**Problem statement**
Skip the pictures and quote all of the lines exactly.

**Data to process**
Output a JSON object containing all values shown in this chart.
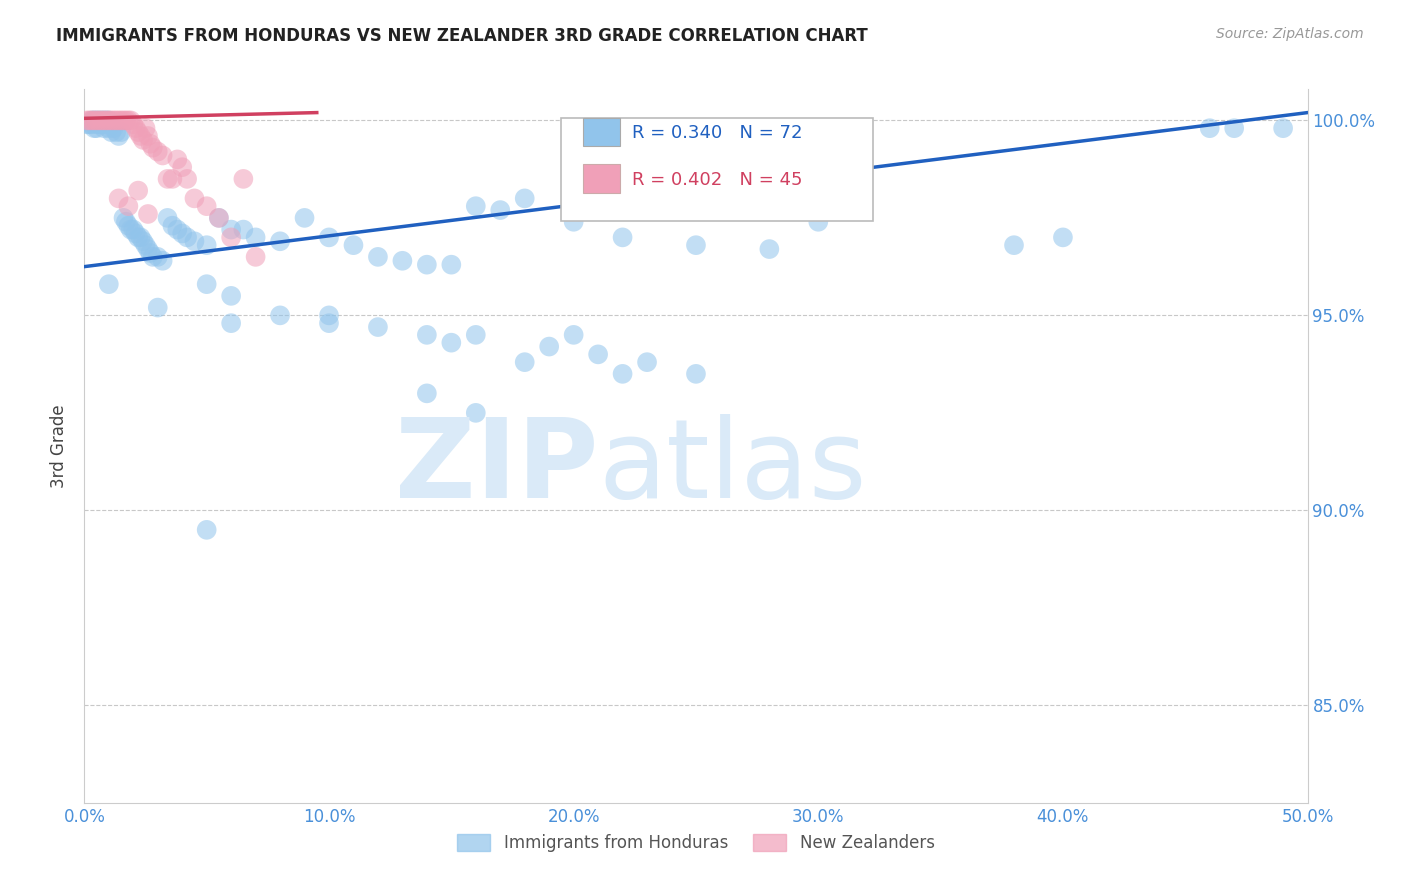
{
  "title": "IMMIGRANTS FROM HONDURAS VS NEW ZEALANDER 3RD GRADE CORRELATION CHART",
  "source": "Source: ZipAtlas.com",
  "ylabel": "3rd Grade",
  "xlim": [
    0.0,
    0.5
  ],
  "ylim": [
    0.825,
    1.008
  ],
  "xticks": [
    0.0,
    0.1,
    0.2,
    0.3,
    0.4,
    0.5
  ],
  "xticklabels": [
    "0.0%",
    "10.0%",
    "20.0%",
    "30.0%",
    "40.0%",
    "50.0%"
  ],
  "yticks": [
    0.85,
    0.9,
    0.95,
    1.0
  ],
  "yticklabels": [
    "85.0%",
    "90.0%",
    "95.0%",
    "100.0%"
  ],
  "ytick_color": "#4a90d9",
  "xtick_color": "#4a90d9",
  "grid_color": "#c8c8c8",
  "legend_R1": "R = 0.340",
  "legend_N1": "N = 72",
  "legend_R2": "R = 0.402",
  "legend_N2": "N = 45",
  "blue_color": "#91c4eb",
  "pink_color": "#f0a0b8",
  "blue_line_color": "#2060c0",
  "pink_line_color": "#d04060",
  "blue_scatter_x": [
    0.001,
    0.002,
    0.003,
    0.003,
    0.004,
    0.004,
    0.005,
    0.005,
    0.005,
    0.006,
    0.006,
    0.007,
    0.007,
    0.008,
    0.008,
    0.009,
    0.009,
    0.01,
    0.01,
    0.011,
    0.012,
    0.013,
    0.014,
    0.015,
    0.016,
    0.017,
    0.018,
    0.019,
    0.02,
    0.021,
    0.022,
    0.023,
    0.024,
    0.025,
    0.026,
    0.027,
    0.028,
    0.03,
    0.032,
    0.034,
    0.036,
    0.038,
    0.04,
    0.042,
    0.045,
    0.05,
    0.055,
    0.06,
    0.065,
    0.07,
    0.08,
    0.09,
    0.1,
    0.11,
    0.12,
    0.13,
    0.14,
    0.15,
    0.16,
    0.17,
    0.18,
    0.2,
    0.22,
    0.25,
    0.28,
    0.3,
    0.38,
    0.4,
    0.46,
    0.47,
    0.49
  ],
  "blue_scatter_y": [
    0.999,
    0.999,
    1.0,
    0.999,
    1.0,
    0.998,
    1.0,
    0.999,
    0.998,
    1.0,
    0.999,
    1.0,
    0.999,
    1.0,
    0.998,
    1.0,
    0.999,
    1.0,
    0.998,
    0.997,
    0.998,
    0.997,
    0.996,
    0.997,
    0.975,
    0.974,
    0.973,
    0.972,
    0.972,
    0.971,
    0.97,
    0.97,
    0.969,
    0.968,
    0.967,
    0.966,
    0.965,
    0.965,
    0.964,
    0.975,
    0.973,
    0.972,
    0.971,
    0.97,
    0.969,
    0.968,
    0.975,
    0.972,
    0.972,
    0.97,
    0.969,
    0.975,
    0.97,
    0.968,
    0.965,
    0.964,
    0.963,
    0.963,
    0.978,
    0.977,
    0.98,
    0.974,
    0.97,
    0.968,
    0.967,
    0.974,
    0.968,
    0.97,
    0.998,
    0.998,
    0.998
  ],
  "blue_extra_x": [
    0.01,
    0.06,
    0.1,
    0.15,
    0.2,
    0.18,
    0.22,
    0.05
  ],
  "blue_extra_y": [
    0.958,
    0.948,
    0.948,
    0.943,
    0.945,
    0.938,
    0.935,
    0.895
  ],
  "blue_low_x": [
    0.03,
    0.05,
    0.06,
    0.08,
    0.1,
    0.12,
    0.14,
    0.16,
    0.19,
    0.21,
    0.23,
    0.25,
    0.14,
    0.16
  ],
  "blue_low_y": [
    0.952,
    0.958,
    0.955,
    0.95,
    0.95,
    0.947,
    0.945,
    0.945,
    0.942,
    0.94,
    0.938,
    0.935,
    0.93,
    0.925
  ],
  "pink_scatter_x": [
    0.001,
    0.002,
    0.003,
    0.004,
    0.005,
    0.006,
    0.007,
    0.008,
    0.009,
    0.01,
    0.011,
    0.012,
    0.013,
    0.014,
    0.015,
    0.016,
    0.017,
    0.018,
    0.019,
    0.02,
    0.021,
    0.022,
    0.023,
    0.024,
    0.025,
    0.026,
    0.027,
    0.028,
    0.03,
    0.032,
    0.034,
    0.036,
    0.038,
    0.04,
    0.042,
    0.045,
    0.05,
    0.055,
    0.06,
    0.065,
    0.07,
    0.014,
    0.018,
    0.022,
    0.026
  ],
  "pink_scatter_y": [
    1.0,
    1.0,
    1.0,
    1.0,
    1.0,
    1.0,
    1.0,
    1.0,
    1.0,
    1.0,
    1.0,
    1.0,
    1.0,
    1.0,
    1.0,
    1.0,
    1.0,
    1.0,
    1.0,
    0.999,
    0.998,
    0.997,
    0.996,
    0.995,
    0.998,
    0.996,
    0.994,
    0.993,
    0.992,
    0.991,
    0.985,
    0.985,
    0.99,
    0.988,
    0.985,
    0.98,
    0.978,
    0.975,
    0.97,
    0.985,
    0.965,
    0.98,
    0.978,
    0.982,
    0.976
  ],
  "blue_trendline_x": [
    0.0,
    0.5
  ],
  "blue_trendline_y": [
    0.9625,
    1.002
  ],
  "pink_trendline_x": [
    -0.002,
    0.095
  ],
  "pink_trendline_y": [
    1.0005,
    1.002
  ]
}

**Output for this task**
Output a JSON object containing all values shown in this chart.
{
  "title": "IMMIGRANTS FROM HONDURAS VS NEW ZEALANDER 3RD GRADE CORRELATION CHART",
  "source": "Source: ZipAtlas.com",
  "ylabel": "3rd Grade",
  "xlim": [
    0.0,
    0.5
  ],
  "ylim": [
    0.825,
    1.008
  ],
  "xticks": [
    0.0,
    0.1,
    0.2,
    0.3,
    0.4,
    0.5
  ],
  "xticklabels": [
    "0.0%",
    "10.0%",
    "20.0%",
    "30.0%",
    "40.0%",
    "50.0%"
  ],
  "yticks": [
    0.85,
    0.9,
    0.95,
    1.0
  ],
  "yticklabels": [
    "85.0%",
    "90.0%",
    "95.0%",
    "100.0%"
  ],
  "ytick_color": "#4a90d9",
  "xtick_color": "#4a90d9",
  "grid_color": "#c8c8c8",
  "legend_R1": "R = 0.340",
  "legend_N1": "N = 72",
  "legend_R2": "R = 0.402",
  "legend_N2": "N = 45",
  "blue_color": "#91c4eb",
  "pink_color": "#f0a0b8",
  "blue_line_color": "#2060c0",
  "pink_line_color": "#d04060",
  "blue_scatter_x": [
    0.001,
    0.002,
    0.003,
    0.003,
    0.004,
    0.004,
    0.005,
    0.005,
    0.005,
    0.006,
    0.006,
    0.007,
    0.007,
    0.008,
    0.008,
    0.009,
    0.009,
    0.01,
    0.01,
    0.011,
    0.012,
    0.013,
    0.014,
    0.015,
    0.016,
    0.017,
    0.018,
    0.019,
    0.02,
    0.021,
    0.022,
    0.023,
    0.024,
    0.025,
    0.026,
    0.027,
    0.028,
    0.03,
    0.032,
    0.034,
    0.036,
    0.038,
    0.04,
    0.042,
    0.045,
    0.05,
    0.055,
    0.06,
    0.065,
    0.07,
    0.08,
    0.09,
    0.1,
    0.11,
    0.12,
    0.13,
    0.14,
    0.15,
    0.16,
    0.17,
    0.18,
    0.2,
    0.22,
    0.25,
    0.28,
    0.3,
    0.38,
    0.4,
    0.46,
    0.47,
    0.49
  ],
  "blue_scatter_y": [
    0.999,
    0.999,
    1.0,
    0.999,
    1.0,
    0.998,
    1.0,
    0.999,
    0.998,
    1.0,
    0.999,
    1.0,
    0.999,
    1.0,
    0.998,
    1.0,
    0.999,
    1.0,
    0.998,
    0.997,
    0.998,
    0.997,
    0.996,
    0.997,
    0.975,
    0.974,
    0.973,
    0.972,
    0.972,
    0.971,
    0.97,
    0.97,
    0.969,
    0.968,
    0.967,
    0.966,
    0.965,
    0.965,
    0.964,
    0.975,
    0.973,
    0.972,
    0.971,
    0.97,
    0.969,
    0.968,
    0.975,
    0.972,
    0.972,
    0.97,
    0.969,
    0.975,
    0.97,
    0.968,
    0.965,
    0.964,
    0.963,
    0.963,
    0.978,
    0.977,
    0.98,
    0.974,
    0.97,
    0.968,
    0.967,
    0.974,
    0.968,
    0.97,
    0.998,
    0.998,
    0.998
  ],
  "blue_extra_x": [
    0.01,
    0.06,
    0.1,
    0.15,
    0.2,
    0.18,
    0.22,
    0.05
  ],
  "blue_extra_y": [
    0.958,
    0.948,
    0.948,
    0.943,
    0.945,
    0.938,
    0.935,
    0.895
  ],
  "blue_low_x": [
    0.03,
    0.05,
    0.06,
    0.08,
    0.1,
    0.12,
    0.14,
    0.16,
    0.19,
    0.21,
    0.23,
    0.25,
    0.14,
    0.16
  ],
  "blue_low_y": [
    0.952,
    0.958,
    0.955,
    0.95,
    0.95,
    0.947,
    0.945,
    0.945,
    0.942,
    0.94,
    0.938,
    0.935,
    0.93,
    0.925
  ],
  "pink_scatter_x": [
    0.001,
    0.002,
    0.003,
    0.004,
    0.005,
    0.006,
    0.007,
    0.008,
    0.009,
    0.01,
    0.011,
    0.012,
    0.013,
    0.014,
    0.015,
    0.016,
    0.017,
    0.018,
    0.019,
    0.02,
    0.021,
    0.022,
    0.023,
    0.024,
    0.025,
    0.026,
    0.027,
    0.028,
    0.03,
    0.032,
    0.034,
    0.036,
    0.038,
    0.04,
    0.042,
    0.045,
    0.05,
    0.055,
    0.06,
    0.065,
    0.07,
    0.014,
    0.018,
    0.022,
    0.026
  ],
  "pink_scatter_y": [
    1.0,
    1.0,
    1.0,
    1.0,
    1.0,
    1.0,
    1.0,
    1.0,
    1.0,
    1.0,
    1.0,
    1.0,
    1.0,
    1.0,
    1.0,
    1.0,
    1.0,
    1.0,
    1.0,
    0.999,
    0.998,
    0.997,
    0.996,
    0.995,
    0.998,
    0.996,
    0.994,
    0.993,
    0.992,
    0.991,
    0.985,
    0.985,
    0.99,
    0.988,
    0.985,
    0.98,
    0.978,
    0.975,
    0.97,
    0.985,
    0.965,
    0.98,
    0.978,
    0.982,
    0.976
  ],
  "blue_trendline_x": [
    0.0,
    0.5
  ],
  "blue_trendline_y": [
    0.9625,
    1.002
  ],
  "pink_trendline_x": [
    -0.002,
    0.095
  ],
  "pink_trendline_y": [
    1.0005,
    1.002
  ]
}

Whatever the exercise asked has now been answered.